### Reading passage
******
    """ function that returns the prediction for the eligibility of a patent under 101 given a patent number
    with optimized features for a Shallow Decision Tree
        1. patent_num: chosen patent number or application number
        2. data: dataset housing patent and feature info
        3. clf: tree.DecisionTreeClassifier
        4. depth: default set to 18 based on investigation of best results for precision and recall
        5. num_features: default set to 15 based on investigation of best results for precision and recall """
    
    # Instantiate the classifier model
    clf = clf(max_depth=depth, max_features=features)
    
    # Train the model on the training data
    clf.fit(X_train, y_train);
    
    # Get the array of predictions made by the model 
    y_pred = clf.predict(X_test)
    
    # Find the correct index of prediction in y_pred based on the given patent number
    index = data.loc[data['Patent/Application'] == patent_num].index[0]
    
    # Print classification, accuracy, precision, recall, and f1 scores
    print('Classification: {}'.format(y_pred[index]))
    print('Accuracy: {}'.format(accuracy_score(y_test, y_pred)))
    print('Precision: {}'.format(precision_score(y_test, y_pred)))
    print('Recall: {}'.format(recall_score(y_test, y_pred)))
    print('F1: {}'.format(f1_score(y_test, y_pred)))

In [100]:
def predict_smt_optimized(clf, patent_num, data, depth=20, features=40):
    """ function that returns the prediction for the eligibility of a patent under 101 given a patent number
    with optimized features for a Random Forest or Shallow Decision Tree optimized using SMOTE
        1. clf = RandomForestClassifier or tree.DecisionTreeClassifier
        2. patent_num: chosen patent number or application number
        3. data: dataset housing patent and feature info
        4. depth: default set to 18 based on investigation of best results for precision and recall
        5. num_features: default set to 15 based on investigation of best results for precision and recall """
    
    # Instantiate SMOTE
    smt = SMOTE(random_state=12)
    
    # Get X_train and y_train with SMOTE
    X_train_res, y_train_res = smt.fit_sample(X_train, y_train)
    
    # Instantiate the classifier model
    clf = clf(max_depth=depth, max_features=features)
    
    # Train the model on the training data
    clf.fit(X_train_res, y_train_res);
    
    # Get the array of predictions made by the model 
    y_pred = clf.predict(X_test)
    
    # Find the correct index of prediction in y_pred based on the given patent number
    index = data.loc[data['Patent/Application'] == patent_num].index[0]
    
    # Print classification, accuracy, precision, recall, and f1 scores
    print('Classification: {}'.format(y_pred[index]))
    print('Accuracy: {}'.format(accuracy_score(y_test, y_pred)))
    print('Precision: {}'.format(precision_score(y_test, y_pred)))
    print('Recall: {}'.format(recall_score(y_test, y_pred)))
******
### Records provided
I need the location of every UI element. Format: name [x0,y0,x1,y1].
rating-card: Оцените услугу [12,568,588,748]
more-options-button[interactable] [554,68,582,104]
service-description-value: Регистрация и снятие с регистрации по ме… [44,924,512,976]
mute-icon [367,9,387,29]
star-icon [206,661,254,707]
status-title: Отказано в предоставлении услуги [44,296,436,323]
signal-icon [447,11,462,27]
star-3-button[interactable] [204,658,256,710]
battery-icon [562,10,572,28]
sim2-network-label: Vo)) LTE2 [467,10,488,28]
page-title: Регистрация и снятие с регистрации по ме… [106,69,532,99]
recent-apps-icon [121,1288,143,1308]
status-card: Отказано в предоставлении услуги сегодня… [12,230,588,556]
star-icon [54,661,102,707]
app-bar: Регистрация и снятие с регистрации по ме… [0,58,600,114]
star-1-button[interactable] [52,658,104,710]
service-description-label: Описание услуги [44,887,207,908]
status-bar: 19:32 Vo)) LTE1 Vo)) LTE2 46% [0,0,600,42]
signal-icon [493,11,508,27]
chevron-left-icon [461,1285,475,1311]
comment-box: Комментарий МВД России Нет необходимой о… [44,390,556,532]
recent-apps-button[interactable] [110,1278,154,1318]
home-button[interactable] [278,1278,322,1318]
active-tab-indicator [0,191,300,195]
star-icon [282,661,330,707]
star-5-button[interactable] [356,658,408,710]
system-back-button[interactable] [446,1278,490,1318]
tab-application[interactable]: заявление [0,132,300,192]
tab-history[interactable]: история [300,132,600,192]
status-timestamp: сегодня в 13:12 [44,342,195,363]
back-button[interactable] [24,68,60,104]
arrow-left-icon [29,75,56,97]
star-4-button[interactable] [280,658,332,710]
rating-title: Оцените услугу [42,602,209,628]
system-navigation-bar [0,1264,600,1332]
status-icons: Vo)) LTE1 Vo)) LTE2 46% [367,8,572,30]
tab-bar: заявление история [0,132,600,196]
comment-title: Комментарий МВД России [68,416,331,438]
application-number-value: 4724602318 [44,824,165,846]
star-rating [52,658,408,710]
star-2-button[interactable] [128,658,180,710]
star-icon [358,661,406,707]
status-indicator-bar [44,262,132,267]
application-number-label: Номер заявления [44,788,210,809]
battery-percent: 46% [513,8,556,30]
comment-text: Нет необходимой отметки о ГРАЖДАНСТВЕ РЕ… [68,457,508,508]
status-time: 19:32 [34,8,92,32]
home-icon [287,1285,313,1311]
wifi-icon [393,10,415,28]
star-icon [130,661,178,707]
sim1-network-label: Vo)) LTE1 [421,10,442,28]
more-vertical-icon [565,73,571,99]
******
In the code excerpt, what random_state value is passed when SMOTE is instantiated?

12